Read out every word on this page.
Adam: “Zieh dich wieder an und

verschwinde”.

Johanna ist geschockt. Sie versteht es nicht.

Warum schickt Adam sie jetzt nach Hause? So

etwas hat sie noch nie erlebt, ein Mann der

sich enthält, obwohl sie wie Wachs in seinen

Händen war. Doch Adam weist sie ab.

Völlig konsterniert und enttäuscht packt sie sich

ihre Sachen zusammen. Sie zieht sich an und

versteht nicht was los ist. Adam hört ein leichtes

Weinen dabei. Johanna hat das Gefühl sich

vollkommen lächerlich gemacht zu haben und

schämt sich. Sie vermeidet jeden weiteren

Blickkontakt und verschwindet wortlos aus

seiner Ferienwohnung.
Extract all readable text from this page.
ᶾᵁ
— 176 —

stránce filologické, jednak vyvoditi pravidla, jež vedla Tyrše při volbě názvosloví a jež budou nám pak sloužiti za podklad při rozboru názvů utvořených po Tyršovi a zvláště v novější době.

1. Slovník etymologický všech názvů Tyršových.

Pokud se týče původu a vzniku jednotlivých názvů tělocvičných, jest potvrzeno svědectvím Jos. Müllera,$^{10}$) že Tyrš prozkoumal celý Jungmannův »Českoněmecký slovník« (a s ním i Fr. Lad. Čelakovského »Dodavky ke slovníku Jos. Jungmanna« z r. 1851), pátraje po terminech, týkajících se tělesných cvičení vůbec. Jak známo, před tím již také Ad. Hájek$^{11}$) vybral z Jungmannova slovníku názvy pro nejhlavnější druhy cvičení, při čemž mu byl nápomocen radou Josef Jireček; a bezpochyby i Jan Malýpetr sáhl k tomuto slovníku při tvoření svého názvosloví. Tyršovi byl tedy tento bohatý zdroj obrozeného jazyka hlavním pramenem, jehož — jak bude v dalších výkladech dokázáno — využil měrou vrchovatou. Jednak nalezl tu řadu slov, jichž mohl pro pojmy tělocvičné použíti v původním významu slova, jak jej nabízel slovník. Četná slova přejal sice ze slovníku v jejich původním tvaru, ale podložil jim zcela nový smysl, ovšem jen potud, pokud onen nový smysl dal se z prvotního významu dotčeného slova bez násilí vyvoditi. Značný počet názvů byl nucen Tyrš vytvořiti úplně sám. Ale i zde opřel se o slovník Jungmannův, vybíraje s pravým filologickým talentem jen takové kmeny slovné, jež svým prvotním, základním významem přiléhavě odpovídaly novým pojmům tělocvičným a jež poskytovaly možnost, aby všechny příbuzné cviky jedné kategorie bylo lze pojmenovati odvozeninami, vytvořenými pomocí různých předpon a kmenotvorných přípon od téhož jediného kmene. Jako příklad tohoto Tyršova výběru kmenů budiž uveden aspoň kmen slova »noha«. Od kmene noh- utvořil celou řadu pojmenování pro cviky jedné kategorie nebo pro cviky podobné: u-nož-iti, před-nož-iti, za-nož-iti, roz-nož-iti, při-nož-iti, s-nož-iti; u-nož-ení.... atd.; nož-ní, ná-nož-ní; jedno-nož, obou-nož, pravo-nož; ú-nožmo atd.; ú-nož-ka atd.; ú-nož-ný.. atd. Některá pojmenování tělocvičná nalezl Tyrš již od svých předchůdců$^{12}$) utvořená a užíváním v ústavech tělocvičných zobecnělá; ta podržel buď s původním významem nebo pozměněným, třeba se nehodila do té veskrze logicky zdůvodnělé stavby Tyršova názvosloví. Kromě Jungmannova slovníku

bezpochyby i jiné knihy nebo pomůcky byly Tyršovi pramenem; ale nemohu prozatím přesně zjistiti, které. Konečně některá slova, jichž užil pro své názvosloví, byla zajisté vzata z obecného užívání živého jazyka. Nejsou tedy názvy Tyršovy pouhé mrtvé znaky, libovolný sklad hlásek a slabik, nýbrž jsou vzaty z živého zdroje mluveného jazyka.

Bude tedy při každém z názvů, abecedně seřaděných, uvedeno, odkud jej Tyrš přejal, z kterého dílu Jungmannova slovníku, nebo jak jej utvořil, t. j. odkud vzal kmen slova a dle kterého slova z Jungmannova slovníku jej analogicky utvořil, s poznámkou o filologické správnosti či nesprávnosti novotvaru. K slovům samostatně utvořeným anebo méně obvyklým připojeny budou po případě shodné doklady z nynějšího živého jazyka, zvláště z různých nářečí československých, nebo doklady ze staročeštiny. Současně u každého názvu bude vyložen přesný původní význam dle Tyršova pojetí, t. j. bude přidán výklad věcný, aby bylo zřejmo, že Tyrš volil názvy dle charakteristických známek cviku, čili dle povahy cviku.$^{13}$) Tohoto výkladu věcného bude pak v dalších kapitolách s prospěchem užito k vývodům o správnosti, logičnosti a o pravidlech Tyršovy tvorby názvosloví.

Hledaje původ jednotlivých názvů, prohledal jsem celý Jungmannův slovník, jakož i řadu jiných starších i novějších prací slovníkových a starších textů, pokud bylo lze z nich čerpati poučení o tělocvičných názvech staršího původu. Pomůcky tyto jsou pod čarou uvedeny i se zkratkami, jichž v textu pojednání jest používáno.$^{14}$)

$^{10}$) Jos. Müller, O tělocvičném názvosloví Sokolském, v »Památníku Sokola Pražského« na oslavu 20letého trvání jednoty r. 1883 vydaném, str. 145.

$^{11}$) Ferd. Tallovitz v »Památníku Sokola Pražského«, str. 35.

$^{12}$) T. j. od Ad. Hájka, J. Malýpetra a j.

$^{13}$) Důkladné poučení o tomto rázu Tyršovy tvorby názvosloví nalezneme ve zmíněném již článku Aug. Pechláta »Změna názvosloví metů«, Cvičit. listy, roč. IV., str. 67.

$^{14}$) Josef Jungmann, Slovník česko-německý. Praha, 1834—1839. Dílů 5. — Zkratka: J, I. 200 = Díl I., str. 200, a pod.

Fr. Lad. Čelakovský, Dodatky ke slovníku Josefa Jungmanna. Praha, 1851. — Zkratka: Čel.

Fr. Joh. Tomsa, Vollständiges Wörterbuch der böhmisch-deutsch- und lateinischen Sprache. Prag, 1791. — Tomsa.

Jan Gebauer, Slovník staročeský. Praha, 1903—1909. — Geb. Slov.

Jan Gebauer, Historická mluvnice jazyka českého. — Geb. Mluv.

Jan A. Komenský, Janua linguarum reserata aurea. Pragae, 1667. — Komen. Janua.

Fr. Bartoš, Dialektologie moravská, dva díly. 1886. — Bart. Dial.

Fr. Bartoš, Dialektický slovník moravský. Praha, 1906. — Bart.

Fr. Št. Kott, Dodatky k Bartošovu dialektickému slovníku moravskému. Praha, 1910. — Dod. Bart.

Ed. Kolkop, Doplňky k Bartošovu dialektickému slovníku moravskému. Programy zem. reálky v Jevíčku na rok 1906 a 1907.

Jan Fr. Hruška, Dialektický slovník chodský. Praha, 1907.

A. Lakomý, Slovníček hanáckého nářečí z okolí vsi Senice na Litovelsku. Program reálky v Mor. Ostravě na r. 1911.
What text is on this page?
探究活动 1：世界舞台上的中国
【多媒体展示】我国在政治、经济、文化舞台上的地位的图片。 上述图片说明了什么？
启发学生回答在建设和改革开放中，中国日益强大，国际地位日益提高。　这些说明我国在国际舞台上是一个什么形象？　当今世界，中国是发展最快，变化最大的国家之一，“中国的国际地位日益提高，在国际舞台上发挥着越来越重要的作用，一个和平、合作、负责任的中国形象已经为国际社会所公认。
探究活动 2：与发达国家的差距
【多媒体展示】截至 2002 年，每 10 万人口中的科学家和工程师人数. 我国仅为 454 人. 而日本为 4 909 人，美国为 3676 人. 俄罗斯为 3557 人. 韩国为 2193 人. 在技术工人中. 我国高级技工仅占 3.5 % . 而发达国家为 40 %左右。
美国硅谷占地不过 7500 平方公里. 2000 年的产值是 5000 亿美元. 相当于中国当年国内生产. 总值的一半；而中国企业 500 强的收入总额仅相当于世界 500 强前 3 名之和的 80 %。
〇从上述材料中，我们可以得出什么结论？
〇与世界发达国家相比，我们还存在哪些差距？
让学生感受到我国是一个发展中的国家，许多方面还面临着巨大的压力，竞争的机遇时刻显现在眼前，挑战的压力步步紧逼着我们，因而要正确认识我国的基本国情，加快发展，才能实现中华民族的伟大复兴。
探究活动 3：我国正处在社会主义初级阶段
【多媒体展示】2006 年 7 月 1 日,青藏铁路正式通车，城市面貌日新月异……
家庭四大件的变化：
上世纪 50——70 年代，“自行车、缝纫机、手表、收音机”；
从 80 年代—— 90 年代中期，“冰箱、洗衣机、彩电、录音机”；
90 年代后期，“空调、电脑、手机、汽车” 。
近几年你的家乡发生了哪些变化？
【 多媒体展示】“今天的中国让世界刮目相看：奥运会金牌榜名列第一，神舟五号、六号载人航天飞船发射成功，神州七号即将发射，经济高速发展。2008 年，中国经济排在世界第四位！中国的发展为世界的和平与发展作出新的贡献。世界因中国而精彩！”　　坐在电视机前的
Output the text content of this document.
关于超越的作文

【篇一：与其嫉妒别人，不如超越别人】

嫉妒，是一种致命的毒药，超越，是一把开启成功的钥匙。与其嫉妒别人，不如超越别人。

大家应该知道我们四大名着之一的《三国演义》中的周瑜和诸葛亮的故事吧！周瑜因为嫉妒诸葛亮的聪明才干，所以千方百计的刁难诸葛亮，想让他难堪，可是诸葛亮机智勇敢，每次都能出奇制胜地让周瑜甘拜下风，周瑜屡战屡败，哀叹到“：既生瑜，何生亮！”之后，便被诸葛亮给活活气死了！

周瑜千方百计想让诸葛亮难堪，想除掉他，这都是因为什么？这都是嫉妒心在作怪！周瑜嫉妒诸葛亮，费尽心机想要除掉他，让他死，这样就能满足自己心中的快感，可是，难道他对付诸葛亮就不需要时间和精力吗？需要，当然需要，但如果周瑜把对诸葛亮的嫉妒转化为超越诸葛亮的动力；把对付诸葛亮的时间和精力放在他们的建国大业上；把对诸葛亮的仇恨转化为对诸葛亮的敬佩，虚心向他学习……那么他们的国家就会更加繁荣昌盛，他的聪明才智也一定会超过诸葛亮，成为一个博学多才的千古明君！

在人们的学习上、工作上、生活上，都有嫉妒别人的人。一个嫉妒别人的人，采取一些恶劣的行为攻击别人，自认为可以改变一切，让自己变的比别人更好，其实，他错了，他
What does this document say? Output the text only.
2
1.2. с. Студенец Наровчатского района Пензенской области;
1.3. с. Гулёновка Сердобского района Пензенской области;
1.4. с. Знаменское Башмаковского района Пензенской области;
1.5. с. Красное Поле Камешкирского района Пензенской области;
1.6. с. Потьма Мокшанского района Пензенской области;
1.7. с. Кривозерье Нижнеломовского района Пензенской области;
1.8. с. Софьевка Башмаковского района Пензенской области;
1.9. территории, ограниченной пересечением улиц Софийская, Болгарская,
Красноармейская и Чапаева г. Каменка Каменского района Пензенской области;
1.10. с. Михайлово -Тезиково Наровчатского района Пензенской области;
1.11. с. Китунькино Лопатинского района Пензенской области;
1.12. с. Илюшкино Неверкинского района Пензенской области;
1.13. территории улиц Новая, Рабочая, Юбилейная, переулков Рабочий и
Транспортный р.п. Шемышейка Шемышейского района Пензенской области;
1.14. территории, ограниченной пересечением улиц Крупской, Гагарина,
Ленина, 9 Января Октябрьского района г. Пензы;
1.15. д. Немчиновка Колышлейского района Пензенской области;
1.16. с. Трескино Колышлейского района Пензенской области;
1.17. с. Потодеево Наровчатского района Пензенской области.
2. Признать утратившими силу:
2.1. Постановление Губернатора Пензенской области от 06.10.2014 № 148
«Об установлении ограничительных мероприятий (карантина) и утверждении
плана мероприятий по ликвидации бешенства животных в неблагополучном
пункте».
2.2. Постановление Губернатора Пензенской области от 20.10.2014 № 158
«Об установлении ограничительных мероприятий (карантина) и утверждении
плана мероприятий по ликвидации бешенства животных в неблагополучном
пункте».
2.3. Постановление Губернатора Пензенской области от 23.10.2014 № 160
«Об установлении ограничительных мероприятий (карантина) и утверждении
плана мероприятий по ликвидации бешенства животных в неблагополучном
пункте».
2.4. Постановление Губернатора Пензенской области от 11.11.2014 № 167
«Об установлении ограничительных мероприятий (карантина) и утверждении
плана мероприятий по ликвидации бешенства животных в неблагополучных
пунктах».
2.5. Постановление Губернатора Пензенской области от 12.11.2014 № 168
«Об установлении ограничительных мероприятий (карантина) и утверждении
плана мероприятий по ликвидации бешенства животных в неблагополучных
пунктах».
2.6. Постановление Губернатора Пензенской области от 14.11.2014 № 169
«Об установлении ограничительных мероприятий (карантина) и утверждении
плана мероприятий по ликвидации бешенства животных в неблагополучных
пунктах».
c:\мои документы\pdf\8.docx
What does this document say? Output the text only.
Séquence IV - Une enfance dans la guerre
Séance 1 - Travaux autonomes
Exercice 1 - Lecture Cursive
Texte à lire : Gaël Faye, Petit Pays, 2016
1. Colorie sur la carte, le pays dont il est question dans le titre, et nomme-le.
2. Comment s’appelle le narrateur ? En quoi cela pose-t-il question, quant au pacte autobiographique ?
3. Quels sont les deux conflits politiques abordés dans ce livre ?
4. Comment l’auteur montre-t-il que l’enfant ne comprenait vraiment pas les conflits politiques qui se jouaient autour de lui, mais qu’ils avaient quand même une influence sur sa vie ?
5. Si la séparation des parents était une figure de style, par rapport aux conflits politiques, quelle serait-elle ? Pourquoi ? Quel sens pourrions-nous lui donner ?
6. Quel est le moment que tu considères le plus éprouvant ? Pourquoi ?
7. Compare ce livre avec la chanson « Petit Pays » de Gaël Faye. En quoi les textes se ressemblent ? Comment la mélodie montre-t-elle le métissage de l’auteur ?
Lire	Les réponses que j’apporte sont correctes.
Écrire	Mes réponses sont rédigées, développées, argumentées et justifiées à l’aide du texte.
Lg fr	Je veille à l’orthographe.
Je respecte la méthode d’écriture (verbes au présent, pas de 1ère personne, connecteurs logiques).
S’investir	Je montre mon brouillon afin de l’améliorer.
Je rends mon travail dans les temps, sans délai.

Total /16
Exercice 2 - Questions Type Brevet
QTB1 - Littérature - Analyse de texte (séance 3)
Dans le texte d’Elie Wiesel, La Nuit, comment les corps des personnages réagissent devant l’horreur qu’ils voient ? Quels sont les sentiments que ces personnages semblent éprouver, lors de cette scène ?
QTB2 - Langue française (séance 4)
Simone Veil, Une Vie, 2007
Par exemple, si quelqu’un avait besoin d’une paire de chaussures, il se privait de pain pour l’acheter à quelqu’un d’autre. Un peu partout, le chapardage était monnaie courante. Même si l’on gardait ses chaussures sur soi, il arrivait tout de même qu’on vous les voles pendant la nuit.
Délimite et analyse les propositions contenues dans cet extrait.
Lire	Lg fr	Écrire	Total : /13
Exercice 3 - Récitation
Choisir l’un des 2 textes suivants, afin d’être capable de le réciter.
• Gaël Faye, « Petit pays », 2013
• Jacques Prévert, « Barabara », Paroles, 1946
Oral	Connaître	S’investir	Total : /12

**Short exercise:** Read through the entries and copy each line in which "filologické" appears.

**The solution:**
stránce filologické, jednak vyvoditi pravidla, jež vedla Tyrše při volbě názvosloví a jež budou nám pak sloužiti za podklad při rozboru názvů utvořených po Tyršovi a zvláště v novější době.
Bude tedy při každém z názvů, abecedně seřaděných, uvedeno, odkud jej Tyrš přejal, z kterého dílu Jungmannova slovníku, nebo jak jej utvořil, t. j. odkud vzal kmen slova a dle kterého slova z Jungmannova slovníku jej analogicky utvořil, s poznámkou o filologické správnosti či nesprávnosti novotvaru. K slovům samostatně utvořeným anebo méně obvyklým připojeny budou po případě shodné doklady z nynějšího živého jazyka, zvláště z různých nářečí československých, nebo doklady ze staročeštiny. Současně u každého názvu bude vyložen přesný původní význam dle Tyršova pojetí, t. j. bude přidán výklad věcný, aby bylo zřejmo, že Tyrš volil názvy dle charakteristických známek cviku, čili dle povahy cviku.$^{13}$) Tohoto výkladu věcného bude pak v dalších kapitolách s prospěchem užito k vývodům o správnosti, logičnosti a o pravidlech Tyršovy tvorby názvosloví.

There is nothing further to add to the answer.